- EXERCISE DIRECTIONS -
Each record must be reproduced exactly as it is shown.

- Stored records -
☆ ☆ ☆

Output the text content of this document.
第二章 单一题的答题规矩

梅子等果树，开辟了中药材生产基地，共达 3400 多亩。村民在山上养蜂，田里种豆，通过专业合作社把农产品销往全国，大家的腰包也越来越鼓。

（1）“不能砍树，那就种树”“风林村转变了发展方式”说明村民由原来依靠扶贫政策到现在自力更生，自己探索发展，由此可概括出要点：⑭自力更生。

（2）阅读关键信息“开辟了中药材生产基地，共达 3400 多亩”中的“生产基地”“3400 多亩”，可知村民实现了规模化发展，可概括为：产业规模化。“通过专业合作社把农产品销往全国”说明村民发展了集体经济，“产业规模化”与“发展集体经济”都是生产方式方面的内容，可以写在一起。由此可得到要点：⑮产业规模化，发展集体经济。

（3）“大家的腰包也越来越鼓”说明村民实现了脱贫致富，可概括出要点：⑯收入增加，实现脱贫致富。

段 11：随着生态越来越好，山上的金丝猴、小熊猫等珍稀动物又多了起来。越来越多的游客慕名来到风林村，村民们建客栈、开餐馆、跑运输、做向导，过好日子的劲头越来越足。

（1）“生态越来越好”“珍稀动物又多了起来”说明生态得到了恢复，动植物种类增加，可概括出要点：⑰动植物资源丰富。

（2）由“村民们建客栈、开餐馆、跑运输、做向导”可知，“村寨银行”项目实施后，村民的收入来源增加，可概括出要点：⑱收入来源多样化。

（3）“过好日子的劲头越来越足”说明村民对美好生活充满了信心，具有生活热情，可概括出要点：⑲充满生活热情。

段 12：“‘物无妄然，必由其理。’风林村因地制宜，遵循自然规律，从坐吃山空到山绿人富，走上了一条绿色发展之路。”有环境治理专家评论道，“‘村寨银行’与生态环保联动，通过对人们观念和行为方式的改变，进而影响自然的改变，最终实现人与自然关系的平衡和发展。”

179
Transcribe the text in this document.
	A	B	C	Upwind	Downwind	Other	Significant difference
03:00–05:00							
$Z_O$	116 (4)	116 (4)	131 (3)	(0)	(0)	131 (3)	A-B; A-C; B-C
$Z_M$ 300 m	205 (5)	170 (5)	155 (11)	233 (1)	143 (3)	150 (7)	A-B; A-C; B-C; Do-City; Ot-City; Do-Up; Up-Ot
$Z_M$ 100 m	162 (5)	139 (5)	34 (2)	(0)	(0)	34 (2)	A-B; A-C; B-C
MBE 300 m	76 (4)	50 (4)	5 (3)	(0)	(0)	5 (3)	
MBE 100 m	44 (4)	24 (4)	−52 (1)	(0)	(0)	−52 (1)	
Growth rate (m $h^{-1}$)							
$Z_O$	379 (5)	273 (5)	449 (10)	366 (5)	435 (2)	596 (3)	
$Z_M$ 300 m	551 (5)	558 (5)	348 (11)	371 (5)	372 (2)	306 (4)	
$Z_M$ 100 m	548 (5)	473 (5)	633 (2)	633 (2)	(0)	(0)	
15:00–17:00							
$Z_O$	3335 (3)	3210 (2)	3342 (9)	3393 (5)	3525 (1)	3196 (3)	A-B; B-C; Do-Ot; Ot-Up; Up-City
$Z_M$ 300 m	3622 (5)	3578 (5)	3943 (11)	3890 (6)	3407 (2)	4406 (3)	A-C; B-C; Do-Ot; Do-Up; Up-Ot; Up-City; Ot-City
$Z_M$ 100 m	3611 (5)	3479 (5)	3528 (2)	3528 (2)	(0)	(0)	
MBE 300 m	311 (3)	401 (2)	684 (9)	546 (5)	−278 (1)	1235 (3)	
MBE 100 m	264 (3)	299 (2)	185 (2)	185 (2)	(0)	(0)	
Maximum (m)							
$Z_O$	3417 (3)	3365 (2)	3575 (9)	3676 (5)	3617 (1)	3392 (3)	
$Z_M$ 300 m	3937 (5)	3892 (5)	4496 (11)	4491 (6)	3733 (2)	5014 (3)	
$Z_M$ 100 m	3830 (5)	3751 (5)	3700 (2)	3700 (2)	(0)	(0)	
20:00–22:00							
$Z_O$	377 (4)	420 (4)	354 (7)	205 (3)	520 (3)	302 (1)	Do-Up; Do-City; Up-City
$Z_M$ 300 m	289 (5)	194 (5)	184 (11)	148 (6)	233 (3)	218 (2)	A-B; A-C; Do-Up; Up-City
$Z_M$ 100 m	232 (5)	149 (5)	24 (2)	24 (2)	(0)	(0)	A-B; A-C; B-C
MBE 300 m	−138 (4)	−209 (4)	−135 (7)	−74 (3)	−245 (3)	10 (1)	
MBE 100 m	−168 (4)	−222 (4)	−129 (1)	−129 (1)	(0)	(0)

☆ ☆ ☆

- SOLVED PROBLEM -
Output the text content of this document.
第二章 单一题的答题规矩

梅子等果树，开辟了中药材生产基地，共达 3400 多亩。村民在山上养蜂，田里种豆，通过专业合作社把农产品销往全国，大家的腰包也越来越鼓。

（1）“不能砍树，那就种树”“风林村转变了发展方式”说明村民由原来依靠扶贫政策到现在自力更生，自己探索发展，由此可概括出要点：⑭自力更生。

（2）阅读关键信息“开辟了中药材生产基地，共达 3400 多亩”中的“生产基地”“3400 多亩”，可知村民实现了规模化发展，可概括为：产业规模化。“通过专业合作社把农产品销往全国”说明村民发展了集体经济，“产业规模化”与“发展集体经济”都是生产方式方面的内容，可以写在一起。由此可得到要点：⑮产业规模化，发展集体经济。

（3）“大家的腰包也越来越鼓”说明村民实现了脱贫致富，可概括出要点：⑯收入增加，实现脱贫致富。

段 11：随着生态越来越好，山上的金丝猴、小熊猫等珍稀动物又多了起来。越来越多的游客慕名来到风林村，村民们建客栈、开餐馆、跑运输、做向导，过好日子的劲头越来越足。

（1）“生态越来越好”“珍稀动物又多了起来”说明生态得到了恢复，动植物种类增加，可概括出要点：⑰动植物资源丰富。

（2）由“村民们建客栈、开餐馆、跑运输、做向导”可知，“村寨银行”项目实施后，村民的收入来源增加，可概括出要点：⑱收入来源多样化。

（3）“过好日子的劲头越来越足”说明村民对美好生活充满了信心，具有生活热情，可概括出要点：⑲充满生活热情。

段 12：“‘物无妄然，必由其理。’风林村因地制宜，遵循自然规律，从坐吃山空到山绿人富，走上了一条绿色发展之路。”有环境治理专家评论道，“‘村寨银行’与生态环保联动，通过对人们观念和行为方式的改变，进而影响自然的改变，最终实现人与自然关系的平衡和发展。”

179
Transcribe the text in this document.
	A	B	C	Upwind	Downwind	Other	Significant difference
03:00–05:00							
$Z_O$	116 (4)	116 (4)	131 (3)	(0)	(0)	131 (3)	A-B; A-C; B-C
$Z_M$ 300 m	205 (5)	170 (5)	155 (11)	233 (1)	143 (3)	150 (7)	A-B; A-C; B-C; Do-City; Ot-City; Do-Up; Up-Ot
$Z_M$ 100 m	162 (5)	139 (5)	34 (2)	(0)	(0)	34 (2)	A-B; A-C; B-C
MBE 300 m	76 (4)	50 (4)	5 (3)	(0)	(0)	5 (3)	
MBE 100 m	44 (4)	24 (4)	−52 (1)	(0)	(0)	−52 (1)	
Growth rate (m $h^{-1}$)							
$Z_O$	379 (5)	273 (5)	449 (10)	366 (5)	435 (2)	596 (3)	
$Z_M$ 300 m	551 (5)	558 (5)	348 (11)	371 (5)	372 (2)	306 (4)	
$Z_M$ 100 m	548 (5)	473 (5)	633 (2)	633 (2)	(0)	(0)	
15:00–17:00							
$Z_O$	3335 (3)	3210 (2)	3342 (9)	3393 (5)	3525 (1)	3196 (3)	A-B; B-C; Do-Ot; Ot-Up; Up-City
$Z_M$ 300 m	3622 (5)	3578 (5)	3943 (11)	3890 (6)	3407 (2)	4406 (3)	A-C; B-C; Do-Ot; Do-Up; Up-Ot; Up-City; Ot-City
$Z_M$ 100 m	3611 (5)	3479 (5)	3528 (2)	3528 (2)	(0)	(0)	
MBE 300 m	311 (3)	401 (2)	684 (9)	546 (5)	−278 (1)	1235 (3)	
MBE 100 m	264 (3)	299 (2)	185 (2)	185 (2)	(0)	(0)	
Maximum (m)							
$Z_O$	3417 (3)	3365 (2)	3575 (9)	3676 (5)	3617 (1)	3392 (3)	
$Z_M$ 300 m	3937 (5)	3892 (5)	4496 (11)	4491 (6)	3733 (2)	5014 (3)	
$Z_M$ 100 m	3830 (5)	3751 (5)	3700 (2)	3700 (2)	(0)	(0)	
20:00–22:00							
$Z_O$	377 (4)	420 (4)	354 (7)	205 (3)	520 (3)	302 (1)	Do-Up; Do-City; Up-City
$Z_M$ 300 m	289 (5)	194 (5)	184 (11)	148 (6)	233 (3)	218 (2)	A-B; A-C; Do-Up; Up-City
$Z_M$ 100 m	232 (5)	149 (5)	24 (2)	24 (2)	(0)	(0)	A-B; A-C; B-C
MBE 300 m	−138 (4)	−209 (4)	−135 (7)	−74 (3)	−245 (3)	10 (1)	
MBE 100 m	−168 (4)	−222 (4)	−129 (1)	−129 (1)	(0)	(0)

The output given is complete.